++++ Record excerpts
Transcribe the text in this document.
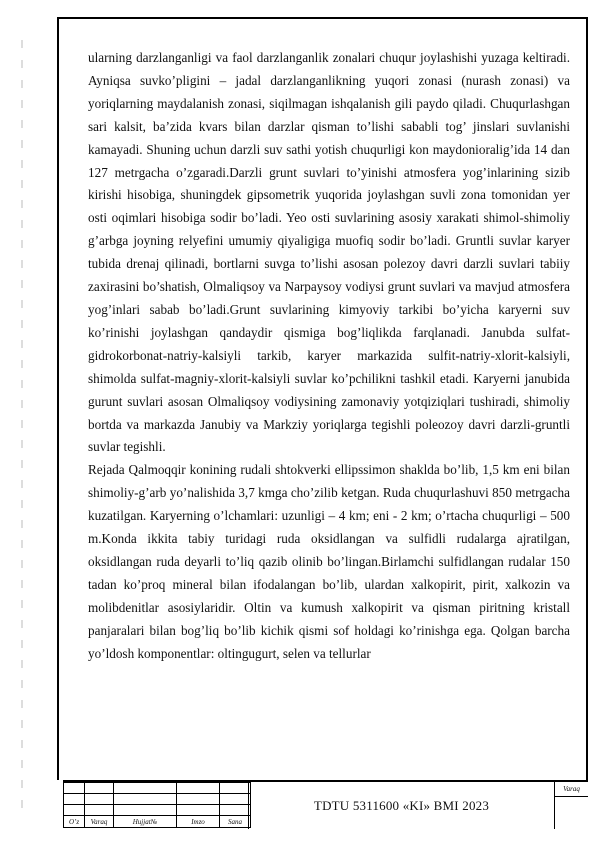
ularning darzlanganligi va faol darzlanganlik zonalari chuqur joylashishi yuzaga keltiradi. Ayniqsa suvko’pligini – jadal darzlanganlikning yuqori zonasi (nurash zonasi) va yoriqlarning maydalanish zonasi, siqilmagan ishqalanish gili paydo qiladi. Chuqurlashgan sari kalsit, ba’zida kvars bilan darzlar qisman to’lishi sababli tog’ jinslari suvlanishi kamayadi. Shuning uchun darzli suv sathi yotish chuqurligi kon maydonioralig’ida 14 dan 127 metrgacha o’zgaradi.Darzli grunt suvlari to’yinishi atmosfera yog’inlarining sizib kirishi hisobiga, shuningdek gipsometrik yuqorida joylashgan suvli zona tomonidan yer osti oqimlari hisobiga sodir bo’ladi. Yeo osti suvlarining asosiy xarakati shimol-shimoliy g’arbga joyning relyefini umumiy qiyaligiga muofiq sodir bo’ladi. Gruntli suvlar karyer tubida drenaj qilinadi, bortlarni suvga to’lishi asosan polezoy davri darzli suvlari tabiiy zaxirasini bo’shatish, Olmaliqsoy va Narpaysoy vodiysi grunt suvlari va mavjud atmosfera yog’inlari sabab bo’ladi.Grunt suvlarining kimyoviy tarkibi bo’yicha karyerni suv ko’rinishi joylashgan qandaydir qismiga bog’liqlikda farqlanadi. Janubda sulfat-gidrokorbonat-natriy-kalsiyli tarkib, karyer markazida sulfit-natriy-xlorit-kalsiyli, shimolda sulfat-magniy-xlorit-kalsiyli suvlar ko’pchilikni tashkil etadi. Karyerni janubida gurunt suvlari asosan Olmaliqsoy vodiysining zamonaviy yotqiziqlari tushiradi, shimoliy bortda va markazda Janubiy va Markziy yoriqlarga tegishli poleozoy davri darzli-gruntli suvlar tegishli.

Rejada Qalmoqqir konining rudali shtokverki ellipssimon shaklda bo’lib, 1,5 km eni bilan shimoliy-g’arb yo’nalishida 3,7 kmga cho’zilib ketgan. Ruda chuqurlashuvi 850 metrgacha kuzatilgan. Karyerning o’lchamlari: uzunligi – 4 km; eni - 2 km; o’rtacha chuqurligi – 500 m.Konda ikkita tabiy turidagi ruda oksidlangan va sulfidli rudalarga ajratilgan, oksidlangan ruda deyarli to’liq qazib olinib bo’lingan.Birlamchi sulfidlangan rudalar 150 tadan ko’proq mineral bilan ifodalangan bo’lib, ulardan xalkopirit, pirit, xalkozin va molibdenitlar asosiylaridir. Oltin va kumush xalkopirit va qisman piritning kristall panjaralari bilan bog’liq bo’lib kichik qismi sof holdagi ko’rinishga ega. Qolgan barcha yo’ldosh komponentlar: oltingugurt, selen va tellurlar

O’z	Varaq	Hujjat№	Imzo	Sana
TDTU 5311600 «KI» BMI 2023
Varaq
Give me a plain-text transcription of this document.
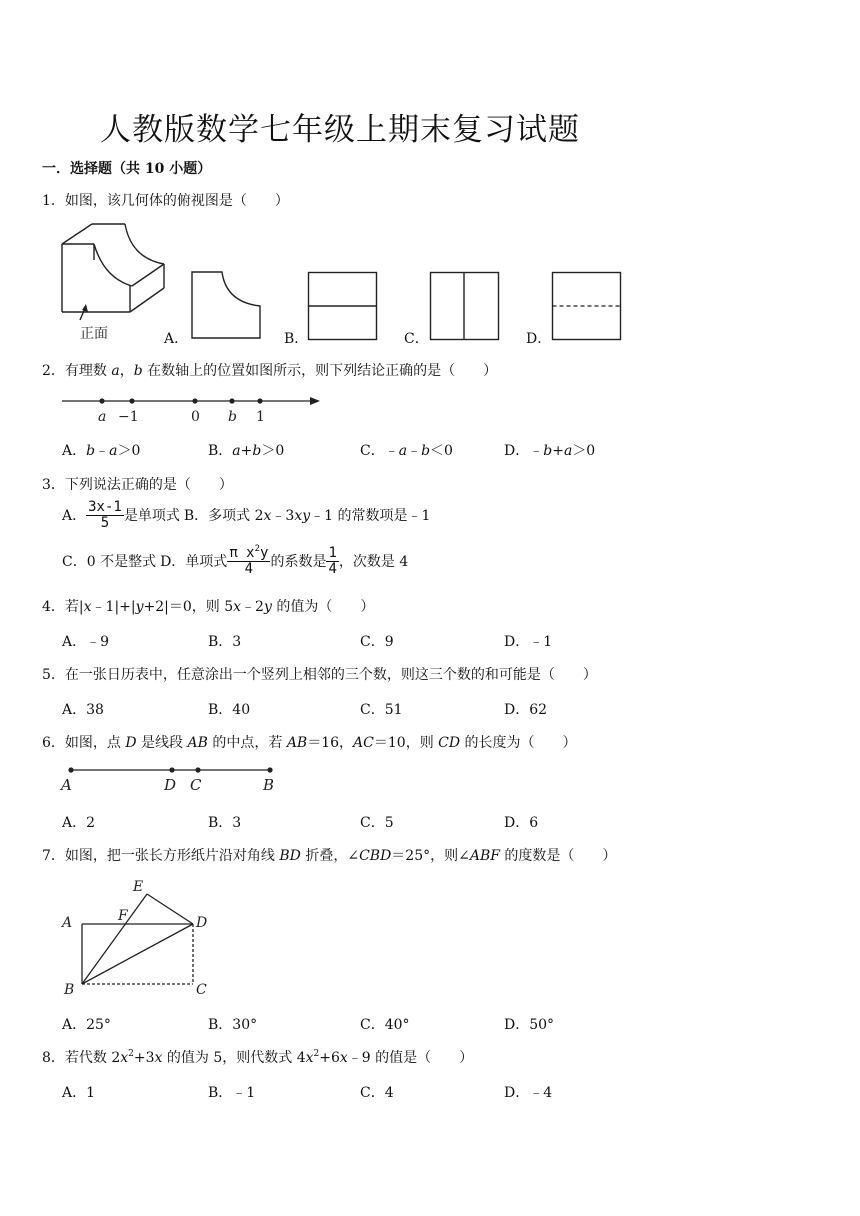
人教版数学七年级上期末复习试题
一．选择题（共 10 小题）
1．如图，该几何体的俯视图是（　　）
正面	A．	B．	C．	D．
2．有理数 a，b 在数轴上的位置如图所示，则下列结论正确的是（　　）
a −1	0 b 1
A．b﹣a＞0	B．a+b＞0	C．﹣a﹣b＜0	D．﹣b+a＞0
3．下列说法正确的是（　　）
A． $\frac{3x-1}{5}$ 是单项式 B．多项式 2x﹣3xy﹣1 的常数项是﹣1
C．0 不是整式 D．单项式 $\frac{\pi x^2y}{4}$ 的系数是 $\frac{1}{4}$ ，次数是 4
4．若|x﹣1|+|y+2|＝0，则 5x﹣2y 的值为（　　）
A．﹣9	B．3	C．9	D．﹣1
5．在一张日历表中，任意涂出一个竖列上相邻的三个数，则这三个数的和可能是（　　）
A．38	B．40	C．51	D．62
6．如图，点 D 是线段 AB 的中点，若 AB＝16，AC＝10，则 CD 的长度为（　　）
A	D C	B
A．2	B．3	C．5	D．6
7．如图，把一张长方形纸片沿对角线 BD 折叠，∠CBD＝25°，则∠ABF 的度数是（　　）
E
F
A	D
B	C
A．25°	B．30°	C．40°	D．50°
8．若代数 $2x^2+3x$ 的值为 5，则代数式 $4x^2+6x﹣9$ 的值是（　　）
A．1	B．﹣1	C．4	D．﹣4
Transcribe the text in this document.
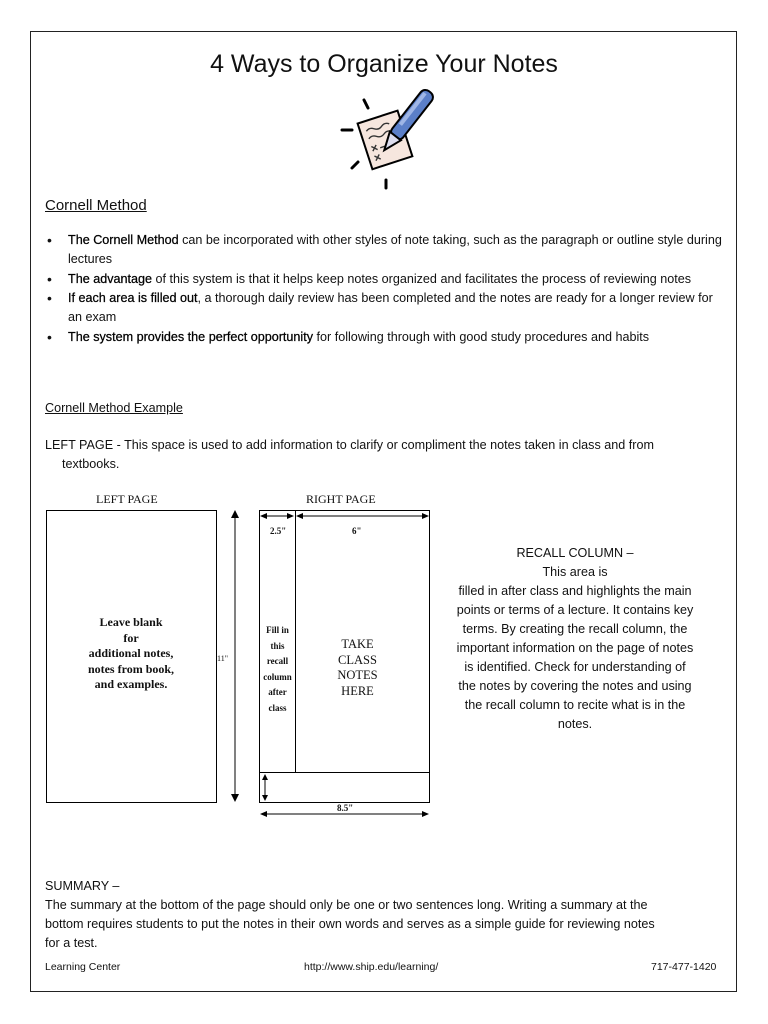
4 Ways to Organize Your Notes
Cornell Method
• The Cornell Method can be incorporated with other styles of note taking, such as the paragraph or outline style during lectures
• The advantage of this system is that it helps keep notes organized and facilitates the process of reviewing notes
• If each area is filled out, a thorough daily review has been completed and the notes are ready for a longer review for an exam
• The system provides the perfect opportunity for following through with good study procedures and habits
Cornell Method Example
LEFT PAGE - This space is used to add information to clarify or compliment the notes taken in class and from
textbooks.
LEFT PAGE	RIGHT PAGE
11"
2.5"	6"
8.5"
Leave blank
for
additional notes,
notes from book,
and examples.
Fill in
this
recall
column
after
class
TAKE
CLASS
NOTES
HERE
RECALL COLUMN –
This area is
filled in after class and highlights the main
points or terms of a lecture. It contains key
terms. By creating the recall column, the
important information on the page of notes
is identified. Check for understanding of
the notes by covering the notes and using
the recall column to recite what is in the
notes.
SUMMARY –
The summary at the bottom of the page should only be one or two sentences long. Writing a summary at the
bottom requires students to put the notes in their own words and serves as a simple guide for reviewing notes
for a test.
Learning Center	http://www.ship.edu/learning/	717-477-1420
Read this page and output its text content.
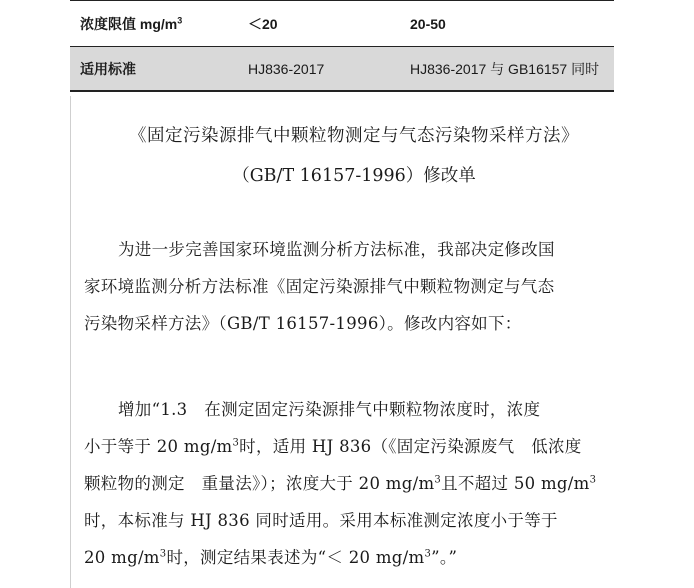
浓度限值 $mg/m^3$	＜20	20-50
适用标准	HJ836-2017	HJ836-2017 与 GB16157 同时
《固定污染源排气中颗粒物测定与气态污染物采样方法》
（GB/T 16157-1996）修改单
为进一步完善国家环境监测分析方法标准，我部决定修改国
家环境监测分析方法标准《固定污染源排气中颗粒物测定与气态
污染物采样方法》（GB/T 16157-1996）。修改内容如下：
增加“1.3　在测定固定污染源排气中颗粒物浓度时，浓度
小于等于 20 $mg/m^3$时，适用 HJ 836（《固定污染源废气　低浓度
颗粒物的测定　重量法》）；浓度大于 20 $mg/m^3$且不超过 50 $mg/m^3$
时，本标准与 HJ 836 同时适用。采用本标准测定浓度小于等于
20 $mg/m^3$时，测定结果表述为“＜ 20 $mg/m^3$”。”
++++++++
What this task involves: Show the lines where the word "after" appears in the entries.

Completed task:
after
filled in after class and highlights the main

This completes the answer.